> _The task_
Please give the whole listing below as a JSON list of strings, one string per line, with blank lines and pictures left out.

> _Extracted records_
* * *

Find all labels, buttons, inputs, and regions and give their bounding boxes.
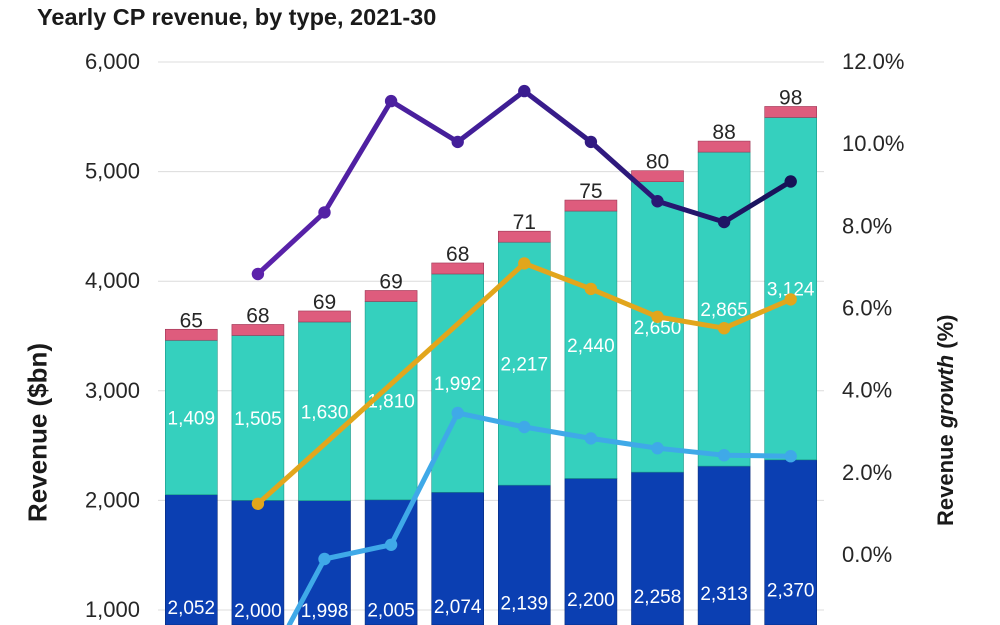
svg-text:2,139: 2,139 [501,593,549,614]
svg-text:71: 71 [513,211,536,234]
svg-text:2,000: 2,000 [85,487,140,512]
svg-text:88: 88 [712,121,735,144]
svg-text:69: 69 [379,270,402,293]
svg-text:2,074: 2,074 [434,597,482,618]
svg-text:8.0%: 8.0% [842,213,892,238]
svg-text:1,000: 1,000 [85,597,140,622]
svg-text:1,992: 1,992 [434,374,482,395]
svg-text:3,000: 3,000 [85,378,140,403]
svg-text:68: 68 [446,243,469,266]
svg-text:0.0%: 0.0% [842,542,892,567]
svg-text:1,409: 1,409 [168,408,216,429]
svg-text:80: 80 [646,151,669,174]
svg-text:1,505: 1,505 [234,409,282,430]
svg-text:2,052: 2,052 [168,598,216,619]
svg-text:4,000: 4,000 [85,268,140,293]
svg-text:1,998: 1,998 [301,601,349,622]
svg-text:2,440: 2,440 [567,336,615,357]
svg-text:6.0%: 6.0% [842,296,892,321]
svg-text:75: 75 [579,180,602,203]
svg-text:2.0%: 2.0% [842,460,892,485]
svg-text:65: 65 [180,309,203,332]
svg-text:69: 69 [313,291,336,314]
svg-text:2,370: 2,370 [767,581,815,602]
svg-text:2,865: 2,865 [700,300,748,321]
svg-text:6,000: 6,000 [85,49,140,74]
svg-text:68: 68 [246,304,269,327]
svg-text:12.0%: 12.0% [842,49,904,74]
svg-text:2,258: 2,258 [634,587,682,608]
svg-text:98: 98 [779,86,802,109]
svg-text:2,005: 2,005 [367,601,415,622]
svg-text:2,313: 2,313 [700,584,748,605]
svg-text:1,630: 1,630 [301,402,349,423]
svg-text:2,200: 2,200 [567,590,615,611]
svg-text:5,000: 5,000 [85,159,140,184]
svg-text:10.0%: 10.0% [842,131,904,156]
svg-text:2,000: 2,000 [234,601,282,622]
svg-text:4.0%: 4.0% [842,378,892,403]
svg-text:2,217: 2,217 [501,355,549,376]
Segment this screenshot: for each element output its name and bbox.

* * *

> _Solution below_
[
  "Find all labels, buttons, inputs, and regions and give their bounding boxes.",
  "svg-text:2,139: 2,139 [501,593,549,614]",
  "svg-text:71: 71 [513,211,536,234]",
  "svg-text:2,000: 2,000 [85,487,140,512]",
  "svg-text:88: 88 [712,121,735,144]",
  "svg-text:69: 69 [379,270,402,293]",
  "svg-text:2,074: 2,074 [434,597,482,618]",
  "svg-text:8.0%: 8.0% [842,213,892,238]",
  "svg-text:1,000: 1,000 [85,597,140,622]",
  "svg-text:1,992: 1,992 [434,374,482,395]",
  "svg-text:3,000: 3,000 [85,378,140,403]",
  "svg-text:68: 68 [446,243,469,266]",
  "svg-text:0.0%: 0.0% [842,542,892,567]",
  "svg-text:1,409: 1,409 [168,408,216,429]",
  "svg-text:80: 80 [646,151,669,174]",
  "svg-text:1,505: 1,505 [234,409,282,430]",
  "svg-text:2,052: 2,052 [168,598,216,619]",
  "svg-text:4,000: 4,000 [85,268,140,293]",
  "svg-text:1,998: 1,998 [301,601,349,622]",
  "svg-text:2,440: 2,440 [567,336,615,357]",
  "svg-text:6.0%: 6.0% [842,296,892,321]",
  "svg-text:75: 75 [579,180,602,203]",
  "svg-text:2.0%: 2.0% [842,460,892,485]",
  "svg-text:65: 65 [180,309,203,332]",
  "svg-text:69: 69 [313,291,336,314]",
  "svg-text:2,370: 2,370 [767,581,815,602]",
  "svg-text:2,865: 2,865 [700,300,748,321]",
  "svg-text:6,000: 6,000 [85,49,140,74]",
  "svg-text:68: 68 [246,304,269,327]",
  "svg-text:12.0%: 12.0% [842,49,904,74]",
  "svg-text:2,258: 2,258 [634,587,682,608]",
  "svg-text:98: 98 [779,86,802,109]",
  "svg-text:2,005: 2,005 [367,601,415,622]",
  "svg-text:2,313: 2,313 [700,584,748,605]",
  "svg-text:1,630: 1,630 [301,402,349,423]",
  "svg-text:2,200: 2,200 [567,590,615,611]",
  "svg-text:5,000: 5,000 [85,159,140,184]",
  "svg-text:10.0%: 10.0% [842,131,904,156]",
  "svg-text:2,000: 2,000 [234,601,282,622]",
  "svg-text:4.0%: 4.0% [842,378,892,403]",
  "svg-text:2,217: 2,217 [501,355,549,376]",
  "Segment this screenshot: for each element output its name and bbox."
]